--- Begin ---

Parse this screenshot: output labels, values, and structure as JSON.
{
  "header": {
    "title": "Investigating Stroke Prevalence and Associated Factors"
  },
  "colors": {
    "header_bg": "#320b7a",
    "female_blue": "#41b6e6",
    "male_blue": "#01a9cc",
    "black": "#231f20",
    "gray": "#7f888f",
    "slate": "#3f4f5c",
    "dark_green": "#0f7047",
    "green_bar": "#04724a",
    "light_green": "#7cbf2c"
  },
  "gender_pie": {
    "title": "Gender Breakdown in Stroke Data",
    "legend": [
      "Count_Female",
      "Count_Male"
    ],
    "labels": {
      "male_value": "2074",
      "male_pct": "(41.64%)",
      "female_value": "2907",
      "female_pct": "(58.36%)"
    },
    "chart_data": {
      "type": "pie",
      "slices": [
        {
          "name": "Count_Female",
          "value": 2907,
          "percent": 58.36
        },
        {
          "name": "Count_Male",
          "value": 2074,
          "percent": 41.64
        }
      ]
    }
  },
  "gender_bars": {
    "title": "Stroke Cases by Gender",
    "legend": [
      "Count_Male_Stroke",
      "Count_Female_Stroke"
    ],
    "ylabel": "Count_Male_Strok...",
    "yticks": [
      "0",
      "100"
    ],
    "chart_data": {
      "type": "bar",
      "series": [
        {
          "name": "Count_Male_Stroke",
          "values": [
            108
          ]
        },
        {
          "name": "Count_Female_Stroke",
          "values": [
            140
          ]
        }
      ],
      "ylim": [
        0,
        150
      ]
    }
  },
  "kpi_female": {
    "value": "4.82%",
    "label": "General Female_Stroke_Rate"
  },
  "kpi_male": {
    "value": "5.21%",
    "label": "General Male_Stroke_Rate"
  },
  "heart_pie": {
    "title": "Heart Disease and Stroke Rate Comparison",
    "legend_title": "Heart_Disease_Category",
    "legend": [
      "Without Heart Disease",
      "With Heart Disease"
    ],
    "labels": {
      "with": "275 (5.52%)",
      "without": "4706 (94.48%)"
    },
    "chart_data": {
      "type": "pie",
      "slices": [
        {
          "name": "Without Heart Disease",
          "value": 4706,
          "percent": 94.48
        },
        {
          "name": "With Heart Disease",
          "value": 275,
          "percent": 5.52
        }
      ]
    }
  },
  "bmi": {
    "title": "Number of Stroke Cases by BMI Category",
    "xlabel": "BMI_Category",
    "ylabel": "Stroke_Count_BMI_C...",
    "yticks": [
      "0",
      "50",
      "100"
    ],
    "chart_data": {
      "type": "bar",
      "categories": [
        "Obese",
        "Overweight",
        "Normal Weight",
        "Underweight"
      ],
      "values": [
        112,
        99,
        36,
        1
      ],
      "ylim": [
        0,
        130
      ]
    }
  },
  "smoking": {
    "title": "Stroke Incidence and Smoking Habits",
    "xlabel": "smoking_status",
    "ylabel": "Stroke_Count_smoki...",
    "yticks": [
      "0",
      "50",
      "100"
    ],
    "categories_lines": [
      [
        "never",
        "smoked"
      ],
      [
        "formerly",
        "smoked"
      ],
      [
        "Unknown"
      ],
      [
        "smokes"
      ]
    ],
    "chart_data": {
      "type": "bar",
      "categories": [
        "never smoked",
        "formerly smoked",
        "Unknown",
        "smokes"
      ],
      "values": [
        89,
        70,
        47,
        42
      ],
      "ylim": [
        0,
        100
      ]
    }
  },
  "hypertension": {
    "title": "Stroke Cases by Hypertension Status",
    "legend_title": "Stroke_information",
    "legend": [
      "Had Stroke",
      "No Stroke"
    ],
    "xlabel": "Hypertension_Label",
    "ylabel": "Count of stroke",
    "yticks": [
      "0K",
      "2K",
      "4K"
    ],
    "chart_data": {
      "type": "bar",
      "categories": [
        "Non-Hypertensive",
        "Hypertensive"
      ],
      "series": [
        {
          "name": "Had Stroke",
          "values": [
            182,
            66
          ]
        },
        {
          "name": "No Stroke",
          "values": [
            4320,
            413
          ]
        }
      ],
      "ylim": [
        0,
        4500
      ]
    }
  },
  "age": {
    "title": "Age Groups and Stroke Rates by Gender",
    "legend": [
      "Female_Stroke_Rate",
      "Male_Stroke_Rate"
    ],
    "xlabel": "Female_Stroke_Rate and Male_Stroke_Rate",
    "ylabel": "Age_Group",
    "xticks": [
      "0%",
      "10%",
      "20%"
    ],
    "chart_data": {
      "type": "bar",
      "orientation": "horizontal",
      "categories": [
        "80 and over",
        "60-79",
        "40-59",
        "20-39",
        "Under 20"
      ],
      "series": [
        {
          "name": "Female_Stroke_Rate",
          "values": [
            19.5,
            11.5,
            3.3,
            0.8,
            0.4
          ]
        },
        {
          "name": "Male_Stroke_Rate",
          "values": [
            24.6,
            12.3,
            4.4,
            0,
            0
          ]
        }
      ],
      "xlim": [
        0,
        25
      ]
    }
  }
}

--- End ---

» **What you should do**:
Collect each line above holding the string "ylabel".

» **Solved problem**:
    "ylabel": "Count_Male_Strok...",
    "ylabel": "Stroke_Count_BMI_C...",
    "ylabel": "Stroke_Count_smoki...",
    "ylabel": "Count of stroke",
    "ylabel": "Age_Group",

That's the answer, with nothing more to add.